TASK REQUIREMENTS: Within the listing below, locate all lines containing the word "chart". Copy each one.

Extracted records

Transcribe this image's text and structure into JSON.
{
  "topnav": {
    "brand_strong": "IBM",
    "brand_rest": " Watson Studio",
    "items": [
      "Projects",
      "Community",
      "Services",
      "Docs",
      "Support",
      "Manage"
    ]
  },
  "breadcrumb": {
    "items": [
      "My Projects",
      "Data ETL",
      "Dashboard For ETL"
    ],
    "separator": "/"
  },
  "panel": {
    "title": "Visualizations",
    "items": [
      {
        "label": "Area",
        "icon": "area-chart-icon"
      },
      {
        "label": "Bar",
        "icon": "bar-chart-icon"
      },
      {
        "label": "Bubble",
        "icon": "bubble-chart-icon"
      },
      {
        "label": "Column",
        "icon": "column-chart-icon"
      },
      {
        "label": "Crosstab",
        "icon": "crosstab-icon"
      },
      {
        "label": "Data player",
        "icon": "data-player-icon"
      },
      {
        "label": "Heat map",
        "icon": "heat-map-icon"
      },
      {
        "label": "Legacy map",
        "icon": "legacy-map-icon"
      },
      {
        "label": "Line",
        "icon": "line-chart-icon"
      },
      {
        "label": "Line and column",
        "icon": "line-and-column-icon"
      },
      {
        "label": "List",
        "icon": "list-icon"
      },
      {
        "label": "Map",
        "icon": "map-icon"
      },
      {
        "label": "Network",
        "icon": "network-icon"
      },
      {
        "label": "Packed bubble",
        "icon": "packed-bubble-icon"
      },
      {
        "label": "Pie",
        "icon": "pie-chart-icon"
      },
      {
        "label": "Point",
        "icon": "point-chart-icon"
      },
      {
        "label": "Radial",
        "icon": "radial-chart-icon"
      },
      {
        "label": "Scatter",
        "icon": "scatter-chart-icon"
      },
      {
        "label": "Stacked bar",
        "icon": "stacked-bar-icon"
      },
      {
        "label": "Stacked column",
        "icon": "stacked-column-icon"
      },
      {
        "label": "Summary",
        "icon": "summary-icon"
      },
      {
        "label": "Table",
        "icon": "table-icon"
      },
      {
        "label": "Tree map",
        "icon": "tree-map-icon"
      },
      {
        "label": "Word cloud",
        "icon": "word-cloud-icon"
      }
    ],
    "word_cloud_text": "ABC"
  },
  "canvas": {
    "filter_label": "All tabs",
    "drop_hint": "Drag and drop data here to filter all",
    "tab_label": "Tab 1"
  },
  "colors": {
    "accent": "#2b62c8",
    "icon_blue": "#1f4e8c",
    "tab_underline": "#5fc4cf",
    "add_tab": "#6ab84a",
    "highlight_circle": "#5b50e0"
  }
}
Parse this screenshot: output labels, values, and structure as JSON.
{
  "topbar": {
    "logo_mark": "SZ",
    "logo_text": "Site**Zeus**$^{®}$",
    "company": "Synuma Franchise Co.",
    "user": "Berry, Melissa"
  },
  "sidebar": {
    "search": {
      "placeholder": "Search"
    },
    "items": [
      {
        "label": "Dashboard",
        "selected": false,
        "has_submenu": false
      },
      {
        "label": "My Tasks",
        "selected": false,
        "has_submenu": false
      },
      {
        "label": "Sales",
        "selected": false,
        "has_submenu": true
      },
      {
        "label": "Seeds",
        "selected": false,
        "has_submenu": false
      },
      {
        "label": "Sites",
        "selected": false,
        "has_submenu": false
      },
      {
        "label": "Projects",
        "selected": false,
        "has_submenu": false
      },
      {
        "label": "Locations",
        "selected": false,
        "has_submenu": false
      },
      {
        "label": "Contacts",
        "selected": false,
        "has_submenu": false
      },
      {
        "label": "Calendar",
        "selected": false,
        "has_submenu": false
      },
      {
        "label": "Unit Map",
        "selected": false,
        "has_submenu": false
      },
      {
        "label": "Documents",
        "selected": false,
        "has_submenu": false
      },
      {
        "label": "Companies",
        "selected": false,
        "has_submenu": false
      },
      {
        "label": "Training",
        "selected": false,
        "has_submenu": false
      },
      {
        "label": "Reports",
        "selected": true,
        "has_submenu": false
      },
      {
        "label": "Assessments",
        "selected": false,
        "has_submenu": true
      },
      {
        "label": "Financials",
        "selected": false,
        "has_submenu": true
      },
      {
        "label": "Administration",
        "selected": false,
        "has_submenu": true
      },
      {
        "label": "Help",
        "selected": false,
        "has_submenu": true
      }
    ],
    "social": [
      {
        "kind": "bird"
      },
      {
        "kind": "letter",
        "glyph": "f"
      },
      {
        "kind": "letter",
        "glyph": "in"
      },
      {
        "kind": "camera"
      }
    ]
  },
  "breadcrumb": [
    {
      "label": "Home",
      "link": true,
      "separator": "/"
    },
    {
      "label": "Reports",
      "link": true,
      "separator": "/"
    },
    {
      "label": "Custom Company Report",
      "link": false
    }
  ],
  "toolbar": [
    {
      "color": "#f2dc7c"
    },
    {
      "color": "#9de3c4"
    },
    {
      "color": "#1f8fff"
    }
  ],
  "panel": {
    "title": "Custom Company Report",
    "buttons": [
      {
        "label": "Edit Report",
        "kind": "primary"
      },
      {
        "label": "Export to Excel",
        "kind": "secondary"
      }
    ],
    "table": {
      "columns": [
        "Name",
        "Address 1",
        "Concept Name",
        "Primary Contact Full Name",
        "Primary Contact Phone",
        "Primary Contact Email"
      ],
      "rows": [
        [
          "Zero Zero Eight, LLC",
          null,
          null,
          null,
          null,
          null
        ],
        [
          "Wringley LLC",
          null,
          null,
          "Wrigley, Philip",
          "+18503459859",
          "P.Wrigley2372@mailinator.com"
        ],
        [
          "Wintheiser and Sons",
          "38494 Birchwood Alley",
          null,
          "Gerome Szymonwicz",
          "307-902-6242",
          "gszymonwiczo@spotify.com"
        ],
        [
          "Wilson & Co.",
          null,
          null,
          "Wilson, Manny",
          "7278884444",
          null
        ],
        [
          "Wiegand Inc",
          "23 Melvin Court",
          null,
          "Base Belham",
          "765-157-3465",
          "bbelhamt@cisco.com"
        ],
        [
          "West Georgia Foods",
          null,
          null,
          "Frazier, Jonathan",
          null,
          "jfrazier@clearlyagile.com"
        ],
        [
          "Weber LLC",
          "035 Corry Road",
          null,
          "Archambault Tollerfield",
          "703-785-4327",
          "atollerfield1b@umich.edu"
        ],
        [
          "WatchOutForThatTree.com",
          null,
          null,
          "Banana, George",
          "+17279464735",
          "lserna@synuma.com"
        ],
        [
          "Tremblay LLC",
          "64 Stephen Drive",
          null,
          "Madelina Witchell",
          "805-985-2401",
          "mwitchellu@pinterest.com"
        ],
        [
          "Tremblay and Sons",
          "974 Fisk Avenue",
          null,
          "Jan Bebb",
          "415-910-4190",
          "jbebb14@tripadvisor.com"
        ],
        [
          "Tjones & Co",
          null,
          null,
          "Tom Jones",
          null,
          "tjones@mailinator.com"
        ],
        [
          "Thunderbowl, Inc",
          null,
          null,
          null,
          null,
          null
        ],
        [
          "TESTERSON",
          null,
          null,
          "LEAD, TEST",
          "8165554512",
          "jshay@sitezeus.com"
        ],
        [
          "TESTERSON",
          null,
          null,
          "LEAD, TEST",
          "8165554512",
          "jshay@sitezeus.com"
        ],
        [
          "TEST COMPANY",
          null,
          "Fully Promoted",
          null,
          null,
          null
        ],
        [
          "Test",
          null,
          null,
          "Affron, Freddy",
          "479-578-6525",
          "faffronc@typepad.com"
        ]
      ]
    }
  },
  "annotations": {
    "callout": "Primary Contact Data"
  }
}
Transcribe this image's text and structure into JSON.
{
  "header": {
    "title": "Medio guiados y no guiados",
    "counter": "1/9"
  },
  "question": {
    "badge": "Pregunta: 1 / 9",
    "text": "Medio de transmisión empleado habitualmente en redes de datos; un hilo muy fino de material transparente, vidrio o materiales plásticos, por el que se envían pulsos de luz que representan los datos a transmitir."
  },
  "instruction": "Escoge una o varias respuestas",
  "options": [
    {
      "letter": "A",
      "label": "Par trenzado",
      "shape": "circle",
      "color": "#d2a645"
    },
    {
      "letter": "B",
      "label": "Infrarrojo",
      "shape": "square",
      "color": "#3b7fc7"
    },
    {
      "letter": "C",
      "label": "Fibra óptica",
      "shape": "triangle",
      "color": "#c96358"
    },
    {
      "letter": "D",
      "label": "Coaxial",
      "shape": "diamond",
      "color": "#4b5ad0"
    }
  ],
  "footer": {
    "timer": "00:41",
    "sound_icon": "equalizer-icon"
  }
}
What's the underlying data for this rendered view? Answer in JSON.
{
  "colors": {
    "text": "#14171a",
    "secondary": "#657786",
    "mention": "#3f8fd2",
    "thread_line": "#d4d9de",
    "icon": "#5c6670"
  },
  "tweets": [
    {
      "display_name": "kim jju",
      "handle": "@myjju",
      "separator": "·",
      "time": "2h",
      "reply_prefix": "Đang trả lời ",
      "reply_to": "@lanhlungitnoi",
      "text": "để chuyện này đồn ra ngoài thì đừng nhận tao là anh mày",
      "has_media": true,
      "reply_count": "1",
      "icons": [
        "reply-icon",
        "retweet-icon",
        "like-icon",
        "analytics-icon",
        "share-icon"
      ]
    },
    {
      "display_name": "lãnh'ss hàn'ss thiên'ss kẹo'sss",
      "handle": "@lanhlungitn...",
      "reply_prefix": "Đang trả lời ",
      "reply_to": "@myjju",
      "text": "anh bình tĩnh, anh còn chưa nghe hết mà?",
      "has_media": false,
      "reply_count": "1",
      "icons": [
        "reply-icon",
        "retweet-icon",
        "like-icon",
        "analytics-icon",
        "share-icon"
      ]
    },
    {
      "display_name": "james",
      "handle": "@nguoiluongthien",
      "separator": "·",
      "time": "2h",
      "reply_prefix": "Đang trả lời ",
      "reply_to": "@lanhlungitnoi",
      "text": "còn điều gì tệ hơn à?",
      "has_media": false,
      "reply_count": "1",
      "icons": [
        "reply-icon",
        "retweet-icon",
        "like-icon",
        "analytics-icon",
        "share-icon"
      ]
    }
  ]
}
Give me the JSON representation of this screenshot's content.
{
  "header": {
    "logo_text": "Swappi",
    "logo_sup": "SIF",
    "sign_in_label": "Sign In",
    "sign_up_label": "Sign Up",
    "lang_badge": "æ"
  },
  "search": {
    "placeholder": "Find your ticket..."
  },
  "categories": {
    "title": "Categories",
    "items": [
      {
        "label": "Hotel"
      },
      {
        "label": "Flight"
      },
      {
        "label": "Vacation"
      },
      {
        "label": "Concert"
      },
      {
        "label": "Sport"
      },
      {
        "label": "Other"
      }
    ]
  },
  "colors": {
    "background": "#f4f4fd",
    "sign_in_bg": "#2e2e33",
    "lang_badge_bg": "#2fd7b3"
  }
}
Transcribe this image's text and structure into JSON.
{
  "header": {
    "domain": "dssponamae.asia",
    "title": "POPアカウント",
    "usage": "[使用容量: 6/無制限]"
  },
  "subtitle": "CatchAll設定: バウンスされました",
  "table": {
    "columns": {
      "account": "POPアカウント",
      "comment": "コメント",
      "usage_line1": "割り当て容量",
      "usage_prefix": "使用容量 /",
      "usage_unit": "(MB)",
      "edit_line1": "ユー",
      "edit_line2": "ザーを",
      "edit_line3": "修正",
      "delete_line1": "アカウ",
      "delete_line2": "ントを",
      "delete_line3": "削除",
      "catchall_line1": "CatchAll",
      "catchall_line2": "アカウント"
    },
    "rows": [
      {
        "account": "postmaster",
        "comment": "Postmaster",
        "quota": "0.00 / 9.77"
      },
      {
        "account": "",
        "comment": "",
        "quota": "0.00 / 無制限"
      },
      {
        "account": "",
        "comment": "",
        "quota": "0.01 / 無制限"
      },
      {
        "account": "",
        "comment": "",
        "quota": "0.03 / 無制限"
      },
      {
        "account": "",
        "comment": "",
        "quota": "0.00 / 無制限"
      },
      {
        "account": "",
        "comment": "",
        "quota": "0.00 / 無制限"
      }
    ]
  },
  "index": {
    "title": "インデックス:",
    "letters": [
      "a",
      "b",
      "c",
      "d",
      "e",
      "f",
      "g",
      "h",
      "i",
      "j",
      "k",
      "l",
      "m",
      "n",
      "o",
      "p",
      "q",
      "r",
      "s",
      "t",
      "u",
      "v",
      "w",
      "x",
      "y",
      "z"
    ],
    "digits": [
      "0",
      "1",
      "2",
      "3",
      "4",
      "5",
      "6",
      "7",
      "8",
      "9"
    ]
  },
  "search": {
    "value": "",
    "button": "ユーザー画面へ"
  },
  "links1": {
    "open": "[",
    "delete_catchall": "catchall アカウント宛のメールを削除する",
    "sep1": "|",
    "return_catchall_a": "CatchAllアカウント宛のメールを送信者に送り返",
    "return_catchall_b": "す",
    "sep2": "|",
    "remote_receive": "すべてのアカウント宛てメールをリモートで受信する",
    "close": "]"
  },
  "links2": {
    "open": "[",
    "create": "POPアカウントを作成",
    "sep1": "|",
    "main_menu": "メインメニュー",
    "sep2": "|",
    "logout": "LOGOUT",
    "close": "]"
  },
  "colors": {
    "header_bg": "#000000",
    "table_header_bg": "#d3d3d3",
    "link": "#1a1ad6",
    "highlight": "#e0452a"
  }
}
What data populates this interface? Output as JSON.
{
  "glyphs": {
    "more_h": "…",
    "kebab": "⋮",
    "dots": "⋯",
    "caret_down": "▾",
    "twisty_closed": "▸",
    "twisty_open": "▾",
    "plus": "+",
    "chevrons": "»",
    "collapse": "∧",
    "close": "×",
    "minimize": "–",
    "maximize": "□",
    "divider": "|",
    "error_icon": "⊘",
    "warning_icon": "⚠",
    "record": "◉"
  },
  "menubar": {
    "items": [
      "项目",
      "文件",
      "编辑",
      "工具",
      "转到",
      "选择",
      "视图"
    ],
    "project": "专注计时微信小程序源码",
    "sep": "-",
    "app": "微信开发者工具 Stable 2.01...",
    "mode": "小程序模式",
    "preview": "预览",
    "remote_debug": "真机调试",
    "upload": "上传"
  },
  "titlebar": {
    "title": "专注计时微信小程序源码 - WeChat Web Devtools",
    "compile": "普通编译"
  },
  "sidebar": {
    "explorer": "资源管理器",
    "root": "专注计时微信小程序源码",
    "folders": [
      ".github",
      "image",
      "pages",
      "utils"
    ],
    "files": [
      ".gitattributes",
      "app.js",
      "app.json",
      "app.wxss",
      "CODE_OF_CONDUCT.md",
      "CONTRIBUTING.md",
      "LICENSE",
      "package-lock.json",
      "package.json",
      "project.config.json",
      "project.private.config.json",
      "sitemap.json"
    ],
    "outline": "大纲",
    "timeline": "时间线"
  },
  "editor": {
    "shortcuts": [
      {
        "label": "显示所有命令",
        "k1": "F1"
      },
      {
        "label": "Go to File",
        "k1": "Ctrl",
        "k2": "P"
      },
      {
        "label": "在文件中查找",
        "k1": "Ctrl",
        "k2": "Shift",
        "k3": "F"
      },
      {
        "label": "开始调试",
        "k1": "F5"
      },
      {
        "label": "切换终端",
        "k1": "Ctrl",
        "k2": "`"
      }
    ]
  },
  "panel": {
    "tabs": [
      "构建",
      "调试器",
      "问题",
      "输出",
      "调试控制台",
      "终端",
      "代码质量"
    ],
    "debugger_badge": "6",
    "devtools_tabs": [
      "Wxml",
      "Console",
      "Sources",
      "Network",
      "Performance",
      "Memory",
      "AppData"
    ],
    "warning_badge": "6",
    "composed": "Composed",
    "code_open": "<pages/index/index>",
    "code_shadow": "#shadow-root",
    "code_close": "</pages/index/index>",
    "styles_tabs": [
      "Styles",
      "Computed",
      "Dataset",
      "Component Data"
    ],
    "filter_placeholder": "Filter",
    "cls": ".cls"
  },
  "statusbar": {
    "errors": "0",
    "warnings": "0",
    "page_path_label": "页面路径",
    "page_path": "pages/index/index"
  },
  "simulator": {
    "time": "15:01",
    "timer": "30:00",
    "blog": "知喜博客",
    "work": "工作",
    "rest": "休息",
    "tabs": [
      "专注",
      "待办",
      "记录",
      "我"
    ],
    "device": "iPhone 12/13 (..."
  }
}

TASK ANSWER:
        "icon": "area-chart-icon"
        "icon": "bar-chart-icon"
        "icon": "bubble-chart-icon"
        "icon": "column-chart-icon"
        "icon": "line-chart-icon"
        "icon": "pie-chart-icon"
        "icon": "point-chart-icon"
        "icon": "radial-chart-icon"
        "icon": "scatter-chart-icon"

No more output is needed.